> _WORK TO COMPLETE_
Select the lines that hold the word "تنتقل" and copy each one.

> _MATERIAL_
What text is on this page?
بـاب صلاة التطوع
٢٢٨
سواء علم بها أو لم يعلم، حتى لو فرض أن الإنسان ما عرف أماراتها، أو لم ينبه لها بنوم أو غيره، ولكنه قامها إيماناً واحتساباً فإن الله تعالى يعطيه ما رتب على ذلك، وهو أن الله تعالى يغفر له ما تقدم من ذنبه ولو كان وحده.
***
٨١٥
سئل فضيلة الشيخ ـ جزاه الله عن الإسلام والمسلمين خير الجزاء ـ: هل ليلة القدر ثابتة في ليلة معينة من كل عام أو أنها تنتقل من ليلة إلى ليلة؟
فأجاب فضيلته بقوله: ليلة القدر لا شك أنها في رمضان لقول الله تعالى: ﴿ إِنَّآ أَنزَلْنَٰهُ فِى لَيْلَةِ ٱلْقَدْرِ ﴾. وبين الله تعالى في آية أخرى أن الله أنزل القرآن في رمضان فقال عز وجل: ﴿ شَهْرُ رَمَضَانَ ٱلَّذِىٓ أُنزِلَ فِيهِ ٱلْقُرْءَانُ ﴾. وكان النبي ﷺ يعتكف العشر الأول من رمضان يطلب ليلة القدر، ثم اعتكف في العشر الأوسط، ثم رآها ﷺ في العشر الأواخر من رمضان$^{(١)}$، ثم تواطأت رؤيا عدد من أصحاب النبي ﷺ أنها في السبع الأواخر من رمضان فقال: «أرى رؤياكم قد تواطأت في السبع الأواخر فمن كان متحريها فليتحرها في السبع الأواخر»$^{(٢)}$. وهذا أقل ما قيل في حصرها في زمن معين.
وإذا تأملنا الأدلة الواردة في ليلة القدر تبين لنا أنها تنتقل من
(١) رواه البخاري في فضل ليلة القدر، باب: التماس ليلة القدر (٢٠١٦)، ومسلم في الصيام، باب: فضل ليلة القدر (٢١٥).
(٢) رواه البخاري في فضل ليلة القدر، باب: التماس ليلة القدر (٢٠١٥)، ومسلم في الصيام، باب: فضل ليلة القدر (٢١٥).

> _RESPONSE TO THE EXERCISE_
سئل فضيلة الشيخ ـ جزاه الله عن الإسلام والمسلمين خير الجزاء ـ: هل ليلة القدر ثابتة في ليلة معينة من كل عام أو أنها تنتقل من ليلة إلى ليلة؟
وإذا تأملنا الأدلة الواردة في ليلة القدر تبين لنا أنها تنتقل من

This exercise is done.